* [Given problem]
Reproduce each line that includes the word "opposite".

.....

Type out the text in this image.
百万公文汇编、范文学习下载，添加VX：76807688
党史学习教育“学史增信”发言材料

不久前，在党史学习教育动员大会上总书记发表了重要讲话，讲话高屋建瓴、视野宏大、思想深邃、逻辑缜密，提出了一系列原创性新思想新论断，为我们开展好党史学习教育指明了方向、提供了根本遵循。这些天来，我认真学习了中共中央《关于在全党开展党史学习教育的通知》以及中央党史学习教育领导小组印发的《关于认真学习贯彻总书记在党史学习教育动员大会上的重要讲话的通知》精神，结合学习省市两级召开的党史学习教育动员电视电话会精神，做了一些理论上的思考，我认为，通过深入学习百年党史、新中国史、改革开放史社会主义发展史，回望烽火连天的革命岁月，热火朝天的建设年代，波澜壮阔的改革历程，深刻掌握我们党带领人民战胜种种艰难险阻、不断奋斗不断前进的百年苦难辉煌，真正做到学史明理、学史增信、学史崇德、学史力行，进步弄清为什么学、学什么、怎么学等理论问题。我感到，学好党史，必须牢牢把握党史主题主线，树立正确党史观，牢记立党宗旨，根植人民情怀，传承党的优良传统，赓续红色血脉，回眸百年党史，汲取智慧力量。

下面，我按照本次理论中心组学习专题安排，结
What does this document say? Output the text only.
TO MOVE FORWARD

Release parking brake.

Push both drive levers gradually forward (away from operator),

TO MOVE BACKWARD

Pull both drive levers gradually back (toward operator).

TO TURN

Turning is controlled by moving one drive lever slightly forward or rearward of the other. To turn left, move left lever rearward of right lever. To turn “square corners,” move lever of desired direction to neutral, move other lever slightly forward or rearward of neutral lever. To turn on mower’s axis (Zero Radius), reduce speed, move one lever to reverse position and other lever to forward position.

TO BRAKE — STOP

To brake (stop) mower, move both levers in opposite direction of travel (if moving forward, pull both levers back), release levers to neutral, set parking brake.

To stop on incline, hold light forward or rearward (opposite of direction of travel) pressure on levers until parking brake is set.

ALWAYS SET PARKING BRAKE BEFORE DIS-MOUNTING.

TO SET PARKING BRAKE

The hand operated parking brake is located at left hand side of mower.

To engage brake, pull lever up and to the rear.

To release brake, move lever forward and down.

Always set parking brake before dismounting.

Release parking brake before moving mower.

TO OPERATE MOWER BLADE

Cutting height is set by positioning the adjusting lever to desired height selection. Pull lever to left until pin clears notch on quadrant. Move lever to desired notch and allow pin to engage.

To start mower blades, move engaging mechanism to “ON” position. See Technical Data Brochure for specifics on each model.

.....

* [Answer for this exercise]
To brake (stop) mower, move both levers in opposite direction of travel (if moving forward, pull both levers back), release levers to neutral, set parking brake.
To stop on incline, hold light forward or rearward (opposite of direction of travel) pressure on levers until parking brake is set.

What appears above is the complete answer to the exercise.